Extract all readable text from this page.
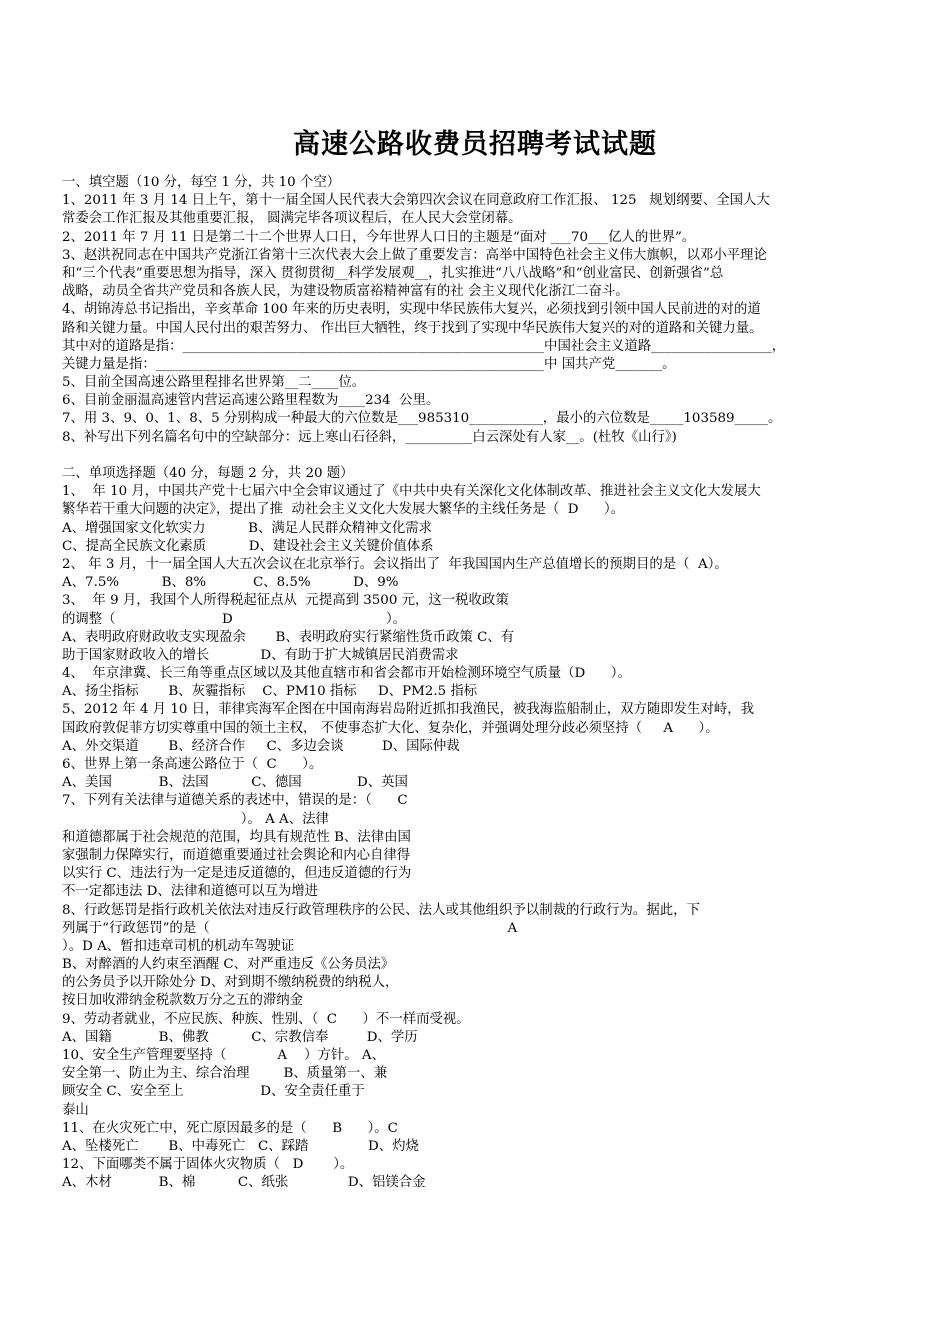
高速公路收费员招聘考试试题
一、填空题（10 分，每空 1 分，共 10 个空）
1、2011 年 3 月 14 日上午，第十一届全国人民代表大会第四次会议在同意政府工作汇报、 125   规划纲要、全国人大
常委会工作汇报及其他重要汇报， 圆满完毕各项议程后，在人民大会堂闭幕。
2、2011 年 7 月 11 日是第二十二个世界人口日，今年世界人口日的主题是“面对 ___70___亿人的世界”。
3、赵洪祝同志在中国共产党浙江省第十三次代表大会上做了重要发言：高举中国特色社会主义伟大旗帜，以邓小平理论
和“三个代表”重要思想为指导，深入 贯彻贯彻__科学发展观__，扎实推进“八八战略”和“创业富民、创新强省”总
战略，动员全省共产党员和各族人民，为建设物质富裕精神富有的社 会主义现代化浙江二奋斗。
4、胡锦涛总书记指出，辛亥革命 100 年来的历史表明，实现中华民族伟大复兴，必须找到引领中国人民前进的对的道
路和关键力量。中国人民付出的艰苦努力、 作出巨大牺牲，终于找到了实现中华民族伟大复兴的对的道路和关键力量。
其中对的道路是指：______________________________________________________中国社会主义道路__________________，
关键力量是指：__________________________________________________________中 国共产党_______。
5、目前全国高速公路里程排名世界第__二____位。
6、目前金丽温高速管内营运高速公路里程数为____234  公里。
7、用 3、9、0、1、8、5 分别构成一种最大的六位数是___985310___________，最小的六位数是_____103589_____。
8、补写出下列名篇名句中的空缺部分：远上寒山石径斜，__________白云深处有人家__。(杜牧《山行》)
二、单项选择题（40 分，每题 2 分，共 20 题）
1、  年 10 月，中国共产党十七届六中全会审议通过了《中共中央有关深化文化体制改革、推进社会主义文化大发展大
繁华若干重大问题的决定》，提出了推  动社会主义文化大发展大繁华的主线任务是（  D      ）。
A、增强国家文化软实力          B、满足人民群众精神文化需求
C、提高全民族文化素质          D、建设社会主义关键价值体系
2、 年 3 月，十一届全国人大五次会议在北京举行。会议指出了  年我国国内生产总值增长的预期目的是（  A）。
A、7.5%          B、8%           C、8.5%          D、9%
3、  年 9 月，我国个人所得税起征点从  元提高到 3500 元，这一税收政策
的调整（                         D                                    ）。
A、表明政府财政收支实现盈余       B、表明政府实行紧缩性货币政策 C、有
助于国家财政收入的增长            D、有助于扩大城镇居民消费需求
4、  年京津冀、长三角等重点区域以及其他直辖市和省会都市开始检测环境空气质量（D      ）。
A、扬尘指标       B、灰霾指标    C、PM10 指标     D、PM2.5 指标
5、2012 年 4 月 10 日，菲律宾海军企图在中国南海岩岛附近抓扣我渔民，被我海监船制止，双方随即发生对峙，我
国政府敦促菲方切实尊重中国的领土主权， 不使事态扩大化、复杂化，并强调处理分歧必须坚持（     A      ）。
A、外交渠道       B、经济合作     C、多边会谈         D、国际仲裁
6、世界上第一条高速公路位于（  C      ）。
A、美国           B、法国          C、德国             D、英国
7、下列有关法律与道德关系的表述中，错误的是：（      C
）。 A A、法律
和道德都属于社会规范的范围，均具有规范性 B、法律由国
家强制力保障实行，而道德重要通过社会舆论和内心自律得
以实行 C、违法行为一定是违反道德的，但违反道德的行为
不一定都违法 D、法律和道德可以互为增进
8、行政惩罚是指行政机关依法对违反行政管理秩序的公民、法人或其他组织予以制裁的行政行为。据此，下
列属于“行政惩罚”的是（                                                                      A
）。D A、暂扣违章司机的机动车驾驶证
B、对醉酒的人约束至酒醒 C、对严重违反《公务员法》
的公务员予以开除处分 D、对到期不缴纳税费的纳税人，
按日加收滞纳金税款数万分之五的滞纳金
9、劳动者就业，不应民族、种族、性别、（  C      ）不一样而受视。
A、国籍           B、佛教          C、宗教信奉         D、学历
10、安全生产管理要坚持（            A    ）方针。 A、
安全第一、防止为主、综合治理        B、质量第一、兼
顾安全 C、安全至上                  D、安全责任重于
泰山
11、在火灾死亡中，死亡原因最多的是（      B      ）。C
A、坠楼死亡       B、中毒死亡   C、踩踏              D、灼烧
12、下面哪类不属于固体火灾物质（   D       ）。
A、木材           B、棉          C、纸张              D、铝镁合金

● **SHORT TASK**:
Transcribe the records above verbatim. Do not carry over any picture.

● **REPLY TO THE TASK**:
Extract all readable text from this page.
高速公路收费员招聘考试试题
一、填空题（10 分，每空 1 分，共 10 个空）
1、2011 年 3 月 14 日上午，第十一届全国人民代表大会第四次会议在同意政府工作汇报、 125   规划纲要、全国人大
常委会工作汇报及其他重要汇报， 圆满完毕各项议程后，在人民大会堂闭幕。
2、2011 年 7 月 11 日是第二十二个世界人口日，今年世界人口日的主题是“面对 ___70___亿人的世界”。
3、赵洪祝同志在中国共产党浙江省第十三次代表大会上做了重要发言：高举中国特色社会主义伟大旗帜，以邓小平理论
和“三个代表”重要思想为指导，深入 贯彻贯彻__科学发展观__，扎实推进“八八战略”和“创业富民、创新强省”总
战略，动员全省共产党员和各族人民，为建设物质富裕精神富有的社 会主义现代化浙江二奋斗。
4、胡锦涛总书记指出，辛亥革命 100 年来的历史表明，实现中华民族伟大复兴，必须找到引领中国人民前进的对的道
路和关键力量。中国人民付出的艰苦努力、 作出巨大牺牲，终于找到了实现中华民族伟大复兴的对的道路和关键力量。
其中对的道路是指：______________________________________________________中国社会主义道路__________________，
关键力量是指：__________________________________________________________中 国共产党_______。
5、目前全国高速公路里程排名世界第__二____位。
6、目前金丽温高速管内营运高速公路里程数为____234  公里。
7、用 3、9、0、1、8、5 分别构成一种最大的六位数是___985310___________，最小的六位数是_____103589_____。
8、补写出下列名篇名句中的空缺部分：远上寒山石径斜，__________白云深处有人家__。(杜牧《山行》)
二、单项选择题（40 分，每题 2 分，共 20 题）
1、  年 10 月，中国共产党十七届六中全会审议通过了《中共中央有关深化文化体制改革、推进社会主义文化大发展大
繁华若干重大问题的决定》，提出了推  动社会主义文化大发展大繁华的主线任务是（  D      ）。
A、增强国家文化软实力          B、满足人民群众精神文化需求
C、提高全民族文化素质          D、建设社会主义关键价值体系
2、 年 3 月，十一届全国人大五次会议在北京举行。会议指出了  年我国国内生产总值增长的预期目的是（  A）。
A、7.5%          B、8%           C、8.5%          D、9%
3、  年 9 月，我国个人所得税起征点从  元提高到 3500 元，这一税收政策
的调整（                         D                                    ）。
A、表明政府财政收支实现盈余       B、表明政府实行紧缩性货币政策 C、有
助于国家财政收入的增长            D、有助于扩大城镇居民消费需求
4、  年京津冀、长三角等重点区域以及其他直辖市和省会都市开始检测环境空气质量（D      ）。
A、扬尘指标       B、灰霾指标    C、PM10 指标     D、PM2.5 指标
5、2012 年 4 月 10 日，菲律宾海军企图在中国南海岩岛附近抓扣我渔民，被我海监船制止，双方随即发生对峙，我
国政府敦促菲方切实尊重中国的领土主权， 不使事态扩大化、复杂化，并强调处理分歧必须坚持（     A      ）。
A、外交渠道       B、经济合作     C、多边会谈         D、国际仲裁
6、世界上第一条高速公路位于（  C      ）。
A、美国           B、法国          C、德国             D、英国
7、下列有关法律与道德关系的表述中，错误的是：（      C
）。 A A、法律
和道德都属于社会规范的范围，均具有规范性 B、法律由国
家强制力保障实行，而道德重要通过社会舆论和内心自律得
以实行 C、违法行为一定是违反道德的，但违反道德的行为
不一定都违法 D、法律和道德可以互为增进
8、行政惩罚是指行政机关依法对违反行政管理秩序的公民、法人或其他组织予以制裁的行政行为。据此，下
列属于“行政惩罚”的是（                                                                      A
）。D A、暂扣违章司机的机动车驾驶证
B、对醉酒的人约束至酒醒 C、对严重违反《公务员法》
的公务员予以开除处分 D、对到期不缴纳税费的纳税人，
按日加收滞纳金税款数万分之五的滞纳金
9、劳动者就业，不应民族、种族、性别、（  C      ）不一样而受视。
A、国籍           B、佛教          C、宗教信奉         D、学历
10、安全生产管理要坚持（            A    ）方针。 A、
安全第一、防止为主、综合治理        B、质量第一、兼
顾安全 C、安全至上                  D、安全责任重于
泰山
11、在火灾死亡中，死亡原因最多的是（      B      ）。C
A、坠楼死亡       B、中毒死亡   C、踩踏              D、灼烧
12、下面哪类不属于固体火灾物质（   D       ）。
A、木材           B、棉          C、纸张              D、铝镁合金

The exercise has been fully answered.